→ **Objective**
From the entries provided below, copy each line that contains the word "Regula".

Stored items
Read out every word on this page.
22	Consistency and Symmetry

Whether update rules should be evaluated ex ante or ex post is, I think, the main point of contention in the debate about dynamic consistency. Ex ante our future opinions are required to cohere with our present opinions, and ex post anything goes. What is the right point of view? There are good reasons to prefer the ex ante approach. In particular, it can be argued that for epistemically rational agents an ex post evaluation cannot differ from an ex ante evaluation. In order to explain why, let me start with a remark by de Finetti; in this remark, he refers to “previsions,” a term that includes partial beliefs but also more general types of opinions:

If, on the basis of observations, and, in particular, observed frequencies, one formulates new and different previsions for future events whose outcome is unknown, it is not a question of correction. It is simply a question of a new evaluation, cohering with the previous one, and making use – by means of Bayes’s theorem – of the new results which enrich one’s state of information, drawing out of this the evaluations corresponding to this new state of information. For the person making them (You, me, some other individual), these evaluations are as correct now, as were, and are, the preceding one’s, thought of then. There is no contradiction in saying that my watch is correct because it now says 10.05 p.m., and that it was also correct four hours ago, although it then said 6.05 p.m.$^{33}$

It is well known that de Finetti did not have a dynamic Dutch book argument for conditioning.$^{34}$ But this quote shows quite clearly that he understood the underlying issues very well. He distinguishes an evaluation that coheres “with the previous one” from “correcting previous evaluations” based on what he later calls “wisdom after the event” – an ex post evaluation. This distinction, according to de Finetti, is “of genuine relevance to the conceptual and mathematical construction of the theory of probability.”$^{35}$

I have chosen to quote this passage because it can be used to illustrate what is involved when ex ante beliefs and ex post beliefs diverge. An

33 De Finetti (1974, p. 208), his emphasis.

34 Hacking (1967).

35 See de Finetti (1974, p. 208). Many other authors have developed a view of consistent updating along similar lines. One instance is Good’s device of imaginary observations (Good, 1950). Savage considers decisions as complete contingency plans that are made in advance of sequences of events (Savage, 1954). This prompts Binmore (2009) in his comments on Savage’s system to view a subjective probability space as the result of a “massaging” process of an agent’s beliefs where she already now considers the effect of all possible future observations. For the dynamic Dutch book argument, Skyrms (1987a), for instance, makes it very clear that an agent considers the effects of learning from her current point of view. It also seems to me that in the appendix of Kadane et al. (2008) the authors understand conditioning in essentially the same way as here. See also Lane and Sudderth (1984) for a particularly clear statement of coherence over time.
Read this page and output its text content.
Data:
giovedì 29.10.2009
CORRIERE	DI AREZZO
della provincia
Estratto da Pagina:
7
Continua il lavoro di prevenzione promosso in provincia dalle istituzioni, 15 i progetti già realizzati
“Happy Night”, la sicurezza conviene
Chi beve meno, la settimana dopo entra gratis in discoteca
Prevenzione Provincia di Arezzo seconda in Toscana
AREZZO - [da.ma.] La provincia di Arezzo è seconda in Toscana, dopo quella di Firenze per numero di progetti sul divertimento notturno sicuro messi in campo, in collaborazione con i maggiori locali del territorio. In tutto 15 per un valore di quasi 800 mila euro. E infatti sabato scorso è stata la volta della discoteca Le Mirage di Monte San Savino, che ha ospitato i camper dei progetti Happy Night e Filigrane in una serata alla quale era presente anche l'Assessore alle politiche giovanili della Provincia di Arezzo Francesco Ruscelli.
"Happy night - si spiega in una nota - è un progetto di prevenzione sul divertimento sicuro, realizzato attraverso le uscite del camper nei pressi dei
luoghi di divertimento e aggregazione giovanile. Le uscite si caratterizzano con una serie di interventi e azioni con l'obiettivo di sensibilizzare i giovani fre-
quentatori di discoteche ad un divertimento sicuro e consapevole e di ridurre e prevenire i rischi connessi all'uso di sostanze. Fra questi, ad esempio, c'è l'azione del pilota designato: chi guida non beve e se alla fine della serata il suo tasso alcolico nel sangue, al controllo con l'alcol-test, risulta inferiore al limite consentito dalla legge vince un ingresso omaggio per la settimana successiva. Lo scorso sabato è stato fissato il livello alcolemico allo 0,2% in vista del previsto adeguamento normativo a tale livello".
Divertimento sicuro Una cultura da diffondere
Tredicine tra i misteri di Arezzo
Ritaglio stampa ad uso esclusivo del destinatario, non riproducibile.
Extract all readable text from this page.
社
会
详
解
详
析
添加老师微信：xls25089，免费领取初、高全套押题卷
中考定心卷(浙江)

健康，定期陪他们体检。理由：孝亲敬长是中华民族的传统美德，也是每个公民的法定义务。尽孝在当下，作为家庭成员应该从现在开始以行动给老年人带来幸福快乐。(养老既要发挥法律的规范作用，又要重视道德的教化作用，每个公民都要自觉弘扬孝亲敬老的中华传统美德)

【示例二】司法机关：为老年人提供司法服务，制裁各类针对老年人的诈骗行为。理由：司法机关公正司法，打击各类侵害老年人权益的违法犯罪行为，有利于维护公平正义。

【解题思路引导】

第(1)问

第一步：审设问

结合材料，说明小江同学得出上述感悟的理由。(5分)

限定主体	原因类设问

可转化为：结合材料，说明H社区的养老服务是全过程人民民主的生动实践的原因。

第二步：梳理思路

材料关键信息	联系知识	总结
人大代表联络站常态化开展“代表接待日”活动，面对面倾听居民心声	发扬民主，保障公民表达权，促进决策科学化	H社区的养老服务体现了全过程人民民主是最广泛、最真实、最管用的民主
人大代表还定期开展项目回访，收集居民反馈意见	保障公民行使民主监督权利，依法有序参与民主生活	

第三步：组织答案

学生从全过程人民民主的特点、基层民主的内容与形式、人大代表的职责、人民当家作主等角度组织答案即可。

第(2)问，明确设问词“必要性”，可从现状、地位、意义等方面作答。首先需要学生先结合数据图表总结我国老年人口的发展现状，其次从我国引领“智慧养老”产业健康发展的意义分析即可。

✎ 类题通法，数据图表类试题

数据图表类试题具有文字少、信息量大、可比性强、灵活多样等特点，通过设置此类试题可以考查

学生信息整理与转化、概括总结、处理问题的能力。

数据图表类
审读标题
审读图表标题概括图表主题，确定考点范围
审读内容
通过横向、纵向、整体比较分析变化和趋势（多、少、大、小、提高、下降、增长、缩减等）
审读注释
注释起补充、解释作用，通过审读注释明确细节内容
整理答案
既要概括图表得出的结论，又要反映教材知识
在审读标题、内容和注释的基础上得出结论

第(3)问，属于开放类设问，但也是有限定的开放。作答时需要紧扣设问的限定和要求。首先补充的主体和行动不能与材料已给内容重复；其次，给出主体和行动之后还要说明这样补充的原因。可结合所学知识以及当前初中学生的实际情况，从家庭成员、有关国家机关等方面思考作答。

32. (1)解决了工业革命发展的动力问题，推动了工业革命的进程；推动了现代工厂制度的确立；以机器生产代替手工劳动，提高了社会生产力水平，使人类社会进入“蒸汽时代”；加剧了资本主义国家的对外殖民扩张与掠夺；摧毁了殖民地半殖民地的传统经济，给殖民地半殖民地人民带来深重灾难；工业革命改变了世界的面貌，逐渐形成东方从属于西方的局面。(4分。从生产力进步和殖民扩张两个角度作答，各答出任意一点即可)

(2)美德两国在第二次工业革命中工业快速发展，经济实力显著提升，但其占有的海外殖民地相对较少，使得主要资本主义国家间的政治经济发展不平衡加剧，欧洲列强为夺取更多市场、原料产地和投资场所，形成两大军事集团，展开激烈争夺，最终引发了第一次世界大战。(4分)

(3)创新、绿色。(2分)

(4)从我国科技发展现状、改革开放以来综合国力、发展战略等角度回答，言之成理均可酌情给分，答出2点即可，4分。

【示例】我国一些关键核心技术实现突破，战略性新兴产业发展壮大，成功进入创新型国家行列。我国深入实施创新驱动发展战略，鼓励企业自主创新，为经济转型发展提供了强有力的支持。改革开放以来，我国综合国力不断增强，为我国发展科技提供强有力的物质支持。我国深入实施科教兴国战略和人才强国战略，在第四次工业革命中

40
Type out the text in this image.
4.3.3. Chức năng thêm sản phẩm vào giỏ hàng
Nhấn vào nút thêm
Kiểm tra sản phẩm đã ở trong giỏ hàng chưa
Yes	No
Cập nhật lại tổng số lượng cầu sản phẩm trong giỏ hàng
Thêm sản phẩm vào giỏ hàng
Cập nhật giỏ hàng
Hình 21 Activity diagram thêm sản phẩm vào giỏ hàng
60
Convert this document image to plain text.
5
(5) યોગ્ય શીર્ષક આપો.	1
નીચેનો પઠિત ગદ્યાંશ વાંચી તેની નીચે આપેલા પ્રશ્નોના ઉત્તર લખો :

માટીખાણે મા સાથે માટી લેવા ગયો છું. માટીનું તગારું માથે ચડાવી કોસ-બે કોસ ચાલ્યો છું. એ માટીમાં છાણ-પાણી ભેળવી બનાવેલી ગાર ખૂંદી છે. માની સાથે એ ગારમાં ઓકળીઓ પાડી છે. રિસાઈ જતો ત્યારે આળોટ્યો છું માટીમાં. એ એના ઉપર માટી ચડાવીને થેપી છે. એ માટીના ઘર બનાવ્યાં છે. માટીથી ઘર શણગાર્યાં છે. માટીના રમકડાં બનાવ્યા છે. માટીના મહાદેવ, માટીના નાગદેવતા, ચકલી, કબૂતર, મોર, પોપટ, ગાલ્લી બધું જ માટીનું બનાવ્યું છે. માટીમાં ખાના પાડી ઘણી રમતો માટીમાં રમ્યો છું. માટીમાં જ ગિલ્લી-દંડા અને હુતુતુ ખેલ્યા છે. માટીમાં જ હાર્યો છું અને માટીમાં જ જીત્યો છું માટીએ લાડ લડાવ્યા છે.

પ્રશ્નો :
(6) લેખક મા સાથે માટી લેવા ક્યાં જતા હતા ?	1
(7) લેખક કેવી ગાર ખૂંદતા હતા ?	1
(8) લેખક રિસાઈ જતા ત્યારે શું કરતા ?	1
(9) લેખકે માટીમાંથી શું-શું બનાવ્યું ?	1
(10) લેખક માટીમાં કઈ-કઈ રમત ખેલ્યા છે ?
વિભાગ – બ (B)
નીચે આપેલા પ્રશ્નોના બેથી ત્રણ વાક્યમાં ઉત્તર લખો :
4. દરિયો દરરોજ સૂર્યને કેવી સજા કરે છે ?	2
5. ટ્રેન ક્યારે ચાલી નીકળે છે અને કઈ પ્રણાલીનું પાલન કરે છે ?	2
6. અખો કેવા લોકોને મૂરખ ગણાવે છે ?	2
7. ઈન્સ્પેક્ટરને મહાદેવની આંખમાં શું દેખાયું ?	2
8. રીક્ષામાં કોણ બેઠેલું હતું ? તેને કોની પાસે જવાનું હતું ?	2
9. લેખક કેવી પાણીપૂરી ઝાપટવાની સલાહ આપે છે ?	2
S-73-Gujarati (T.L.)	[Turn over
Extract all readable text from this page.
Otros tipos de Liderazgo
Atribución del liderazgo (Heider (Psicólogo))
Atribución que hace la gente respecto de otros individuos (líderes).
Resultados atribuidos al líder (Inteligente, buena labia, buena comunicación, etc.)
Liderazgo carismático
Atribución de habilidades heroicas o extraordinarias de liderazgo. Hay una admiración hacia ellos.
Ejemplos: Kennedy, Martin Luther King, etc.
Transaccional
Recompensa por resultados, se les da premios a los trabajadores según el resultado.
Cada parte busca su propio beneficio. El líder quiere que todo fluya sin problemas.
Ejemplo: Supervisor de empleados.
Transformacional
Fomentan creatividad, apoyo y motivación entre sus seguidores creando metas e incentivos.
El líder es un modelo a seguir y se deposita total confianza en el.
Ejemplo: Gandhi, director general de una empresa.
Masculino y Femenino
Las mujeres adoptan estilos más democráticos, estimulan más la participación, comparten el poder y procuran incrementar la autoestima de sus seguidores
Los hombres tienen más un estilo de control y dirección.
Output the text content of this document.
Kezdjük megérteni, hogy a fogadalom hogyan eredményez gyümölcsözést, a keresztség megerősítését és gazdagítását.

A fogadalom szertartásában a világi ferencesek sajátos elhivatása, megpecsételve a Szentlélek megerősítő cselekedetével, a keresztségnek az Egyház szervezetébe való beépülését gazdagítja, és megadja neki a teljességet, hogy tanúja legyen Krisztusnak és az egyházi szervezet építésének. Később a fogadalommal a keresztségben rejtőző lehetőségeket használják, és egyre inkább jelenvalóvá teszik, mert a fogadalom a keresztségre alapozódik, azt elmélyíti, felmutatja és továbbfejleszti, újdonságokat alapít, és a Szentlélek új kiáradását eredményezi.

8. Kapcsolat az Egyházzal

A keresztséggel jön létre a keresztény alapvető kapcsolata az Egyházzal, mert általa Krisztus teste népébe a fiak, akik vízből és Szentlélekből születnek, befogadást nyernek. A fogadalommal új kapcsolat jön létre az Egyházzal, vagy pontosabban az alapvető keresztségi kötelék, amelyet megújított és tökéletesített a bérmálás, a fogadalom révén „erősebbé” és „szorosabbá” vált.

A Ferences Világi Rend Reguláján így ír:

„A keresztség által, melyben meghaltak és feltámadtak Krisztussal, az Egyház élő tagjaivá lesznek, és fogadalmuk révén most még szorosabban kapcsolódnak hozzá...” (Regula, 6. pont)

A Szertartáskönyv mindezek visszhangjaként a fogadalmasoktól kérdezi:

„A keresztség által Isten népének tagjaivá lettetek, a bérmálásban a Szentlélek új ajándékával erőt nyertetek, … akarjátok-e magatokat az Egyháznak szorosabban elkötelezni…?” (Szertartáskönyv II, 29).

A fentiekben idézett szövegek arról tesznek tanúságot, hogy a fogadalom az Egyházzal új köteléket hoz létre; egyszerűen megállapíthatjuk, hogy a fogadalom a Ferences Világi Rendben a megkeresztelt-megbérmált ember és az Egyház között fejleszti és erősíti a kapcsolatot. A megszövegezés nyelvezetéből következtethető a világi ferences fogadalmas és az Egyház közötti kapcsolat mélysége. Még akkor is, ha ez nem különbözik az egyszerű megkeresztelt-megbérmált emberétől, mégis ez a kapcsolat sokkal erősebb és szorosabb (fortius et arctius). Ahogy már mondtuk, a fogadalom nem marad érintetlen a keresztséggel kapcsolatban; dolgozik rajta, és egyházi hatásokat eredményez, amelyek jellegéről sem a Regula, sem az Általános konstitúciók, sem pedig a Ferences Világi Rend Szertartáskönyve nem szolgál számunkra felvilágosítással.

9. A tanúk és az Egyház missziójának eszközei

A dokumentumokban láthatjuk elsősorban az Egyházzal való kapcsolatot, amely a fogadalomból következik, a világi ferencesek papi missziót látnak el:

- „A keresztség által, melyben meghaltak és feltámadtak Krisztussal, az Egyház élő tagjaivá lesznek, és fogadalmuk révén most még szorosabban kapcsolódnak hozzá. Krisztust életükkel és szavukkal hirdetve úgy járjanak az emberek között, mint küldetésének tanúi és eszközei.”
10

→ **Completed task**
„A keresztség által, melyben meghaltak és feltámadtak Krisztussal, az Egyház élő tagjaivá lesznek, és fogadalmuk révén most még szorosabban kapcsolódnak hozzá...” (Regula, 6. pont)
A fentiekben idézett szövegek arról tesznek tanúságot, hogy a fogadalom az Egyházzal új köteléket hoz létre; egyszerűen megállapíthatjuk, hogy a fogadalom a Ferences Világi Rendben a megkeresztelt-megbérmált ember és az Egyház között fejleszti és erősíti a kapcsolatot. A megszövegezés nyelvezetéből következtethető a világi ferences fogadalmas és az Egyház közötti kapcsolat mélysége. Még akkor is, ha ez nem különbözik az egyszerű megkeresztelt-megbérmált emberétől, mégis ez a kapcsolat sokkal erősebb és szorosabb (fortius et arctius). Ahogy már mondtuk, a fogadalom nem marad érintetlen a keresztséggel kapcsolatban; dolgozik rajta, és egyházi hatásokat eredményez, amelyek jellegéről sem a Regula, sem az Általános konstitúciók, sem pedig a Ferences Világi Rend Szertartáskönyve nem szolgál számunkra felvilágosítással.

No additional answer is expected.